Return each line of the records holding the string "name".

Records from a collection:
start

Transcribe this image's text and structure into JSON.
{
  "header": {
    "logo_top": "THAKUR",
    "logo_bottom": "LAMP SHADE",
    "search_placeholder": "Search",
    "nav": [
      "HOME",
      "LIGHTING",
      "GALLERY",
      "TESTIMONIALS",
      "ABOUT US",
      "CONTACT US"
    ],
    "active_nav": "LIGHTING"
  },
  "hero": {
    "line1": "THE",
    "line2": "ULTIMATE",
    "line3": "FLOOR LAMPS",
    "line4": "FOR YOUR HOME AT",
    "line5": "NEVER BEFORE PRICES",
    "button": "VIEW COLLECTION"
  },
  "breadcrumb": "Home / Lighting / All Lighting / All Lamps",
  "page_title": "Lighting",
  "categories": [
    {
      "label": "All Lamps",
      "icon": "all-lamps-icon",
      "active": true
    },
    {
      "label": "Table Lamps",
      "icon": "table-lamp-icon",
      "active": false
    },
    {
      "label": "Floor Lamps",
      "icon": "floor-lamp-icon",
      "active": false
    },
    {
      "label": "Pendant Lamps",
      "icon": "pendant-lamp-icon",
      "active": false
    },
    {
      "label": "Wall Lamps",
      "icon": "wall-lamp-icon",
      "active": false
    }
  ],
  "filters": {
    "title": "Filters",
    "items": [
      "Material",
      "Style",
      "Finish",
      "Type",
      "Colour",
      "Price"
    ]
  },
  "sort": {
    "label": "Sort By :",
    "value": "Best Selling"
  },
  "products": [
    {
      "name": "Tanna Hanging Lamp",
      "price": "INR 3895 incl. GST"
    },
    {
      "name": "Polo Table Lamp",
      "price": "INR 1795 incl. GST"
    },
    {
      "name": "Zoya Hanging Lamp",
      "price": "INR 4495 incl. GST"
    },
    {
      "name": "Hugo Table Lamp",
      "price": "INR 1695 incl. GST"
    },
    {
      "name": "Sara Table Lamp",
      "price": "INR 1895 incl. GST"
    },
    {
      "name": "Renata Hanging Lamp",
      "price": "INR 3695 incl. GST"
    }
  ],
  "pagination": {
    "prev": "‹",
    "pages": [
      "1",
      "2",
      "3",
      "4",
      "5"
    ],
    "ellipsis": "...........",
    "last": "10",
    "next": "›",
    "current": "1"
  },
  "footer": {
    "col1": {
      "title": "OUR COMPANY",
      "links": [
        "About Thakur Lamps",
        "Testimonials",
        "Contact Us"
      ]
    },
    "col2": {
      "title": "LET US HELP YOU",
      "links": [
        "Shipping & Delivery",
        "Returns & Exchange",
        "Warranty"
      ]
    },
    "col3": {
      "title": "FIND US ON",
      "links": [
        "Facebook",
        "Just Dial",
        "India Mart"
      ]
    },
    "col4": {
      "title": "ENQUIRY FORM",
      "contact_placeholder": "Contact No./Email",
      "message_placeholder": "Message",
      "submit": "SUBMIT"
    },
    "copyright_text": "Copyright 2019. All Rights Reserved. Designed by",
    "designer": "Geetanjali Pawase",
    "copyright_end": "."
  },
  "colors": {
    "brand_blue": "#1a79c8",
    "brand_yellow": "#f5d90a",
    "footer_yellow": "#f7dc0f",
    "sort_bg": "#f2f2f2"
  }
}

end

- Result of this exercise
      "name": "Tanna Hanging Lamp",
      "name": "Polo Table Lamp",
      "name": "Zoya Hanging Lamp",
      "name": "Hugo Table Lamp",
      "name": "Sara Table Lamp",
      "name": "Renata Hanging Lamp",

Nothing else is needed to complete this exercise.